Dataset records:
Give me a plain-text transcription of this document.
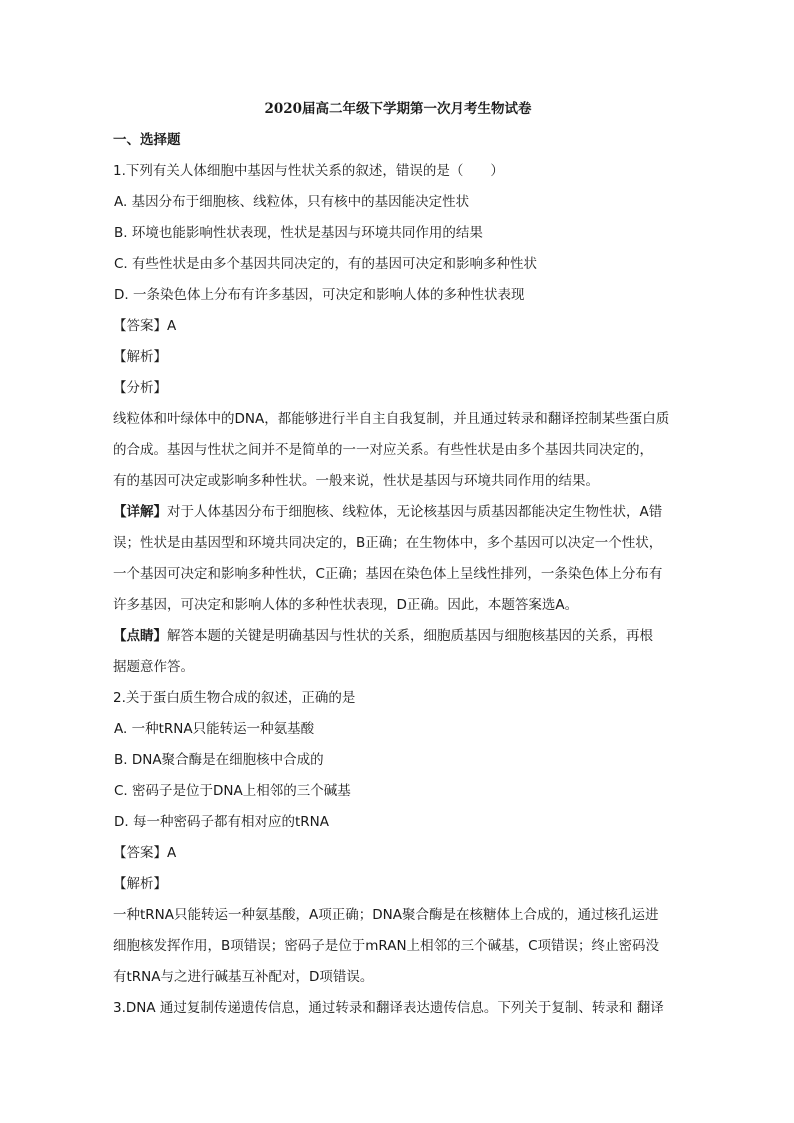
2020届高二年级下学期第一次月考生物试卷
一、选择题
1.下列有关人体细胞中基因与性状关系的叙述，错误的是（　　）
A. 基因分布于细胞核、线粒体，只有核中的基因能决定性状
B. 环境也能影响性状表现，性状是基因与环境共同作用的结果
C. 有些性状是由多个基因共同决定的，有的基因可决定和影响多种性状
D. 一条染色体上分布有许多基因，可决定和影响人体的多种性状表现
【答案】A
【解析】
【分析】
线粒体和叶绿体中的DNA，都能够进行半自主自我复制，并且通过转录和翻译控制某些蛋白质
的合成。基因与性状之间并不是简单的一一对应关系。有些性状是由多个基因共同决定的，
有的基因可决定或影响多种性状。一般来说，性状是基因与环境共同作用的结果。
【详解】对于人体基因分布于细胞核、线粒体，无论核基因与质基因都能决定生物性状，A错
误；性状是由基因型和环境共同决定的，B正确；在生物体中，多个基因可以决定一个性状，
一个基因可决定和影响多种性状，C正确；基因在染色体上呈线性排列，一条染色体上分布有
许多基因，可决定和影响人体的多种性状表现，D正确。因此，本题答案选A。
【点睛】解答本题的关键是明确基因与性状的关系，细胞质基因与细胞核基因的关系，再根
据题意作答。
2.关于蛋白质生物合成的叙述，正确的是
A. 一种tRNA只能转运一种氨基酸
B. DNA聚合酶是在细胞核中合成的
C. 密码子是位于DNA上相邻的三个碱基
D. 每一种密码子都有相对应的tRNA
【答案】A
【解析】
一种tRNA只能转运一种氨基酸，A项正确；DNA聚合酶是在核糖体上合成的，通过核孔运进
细胞核发挥作用，B项错误；密码子是位于mRAN上相邻的三个碱基，C项错误；终止密码没
有tRNA与之进行碱基互补配对，D项错误。
3.DNA 通过复制传递遗传信息，通过转录和翻译表达遗传信息。下列关于复制、转录和 翻译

Exercise task:
Quote the records above exactly, leaving out any pictures.

Problem solution:
Give me a plain-text transcription of this document.
2020届高二年级下学期第一次月考生物试卷
一、选择题
1.下列有关人体细胞中基因与性状关系的叙述，错误的是（　　）
A. 基因分布于细胞核、线粒体，只有核中的基因能决定性状
B. 环境也能影响性状表现，性状是基因与环境共同作用的结果
C. 有些性状是由多个基因共同决定的，有的基因可决定和影响多种性状
D. 一条染色体上分布有许多基因，可决定和影响人体的多种性状表现
【答案】A
【解析】
【分析】
线粒体和叶绿体中的DNA，都能够进行半自主自我复制，并且通过转录和翻译控制某些蛋白质
的合成。基因与性状之间并不是简单的一一对应关系。有些性状是由多个基因共同决定的，
有的基因可决定或影响多种性状。一般来说，性状是基因与环境共同作用的结果。
【详解】对于人体基因分布于细胞核、线粒体，无论核基因与质基因都能决定生物性状，A错
误；性状是由基因型和环境共同决定的，B正确；在生物体中，多个基因可以决定一个性状，
一个基因可决定和影响多种性状，C正确；基因在染色体上呈线性排列，一条染色体上分布有
许多基因，可决定和影响人体的多种性状表现，D正确。因此，本题答案选A。
【点睛】解答本题的关键是明确基因与性状的关系，细胞质基因与细胞核基因的关系，再根
据题意作答。
2.关于蛋白质生物合成的叙述，正确的是
A. 一种tRNA只能转运一种氨基酸
B. DNA聚合酶是在细胞核中合成的
C. 密码子是位于DNA上相邻的三个碱基
D. 每一种密码子都有相对应的tRNA
【答案】A
【解析】
一种tRNA只能转运一种氨基酸，A项正确；DNA聚合酶是在核糖体上合成的，通过核孔运进
细胞核发挥作用，B项错误；密码子是位于mRAN上相邻的三个碱基，C项错误；终止密码没
有tRNA与之进行碱基互补配对，D项错误。
3.DNA 通过复制传递遗传信息，通过转录和翻译表达遗传信息。下列关于复制、转录和 翻译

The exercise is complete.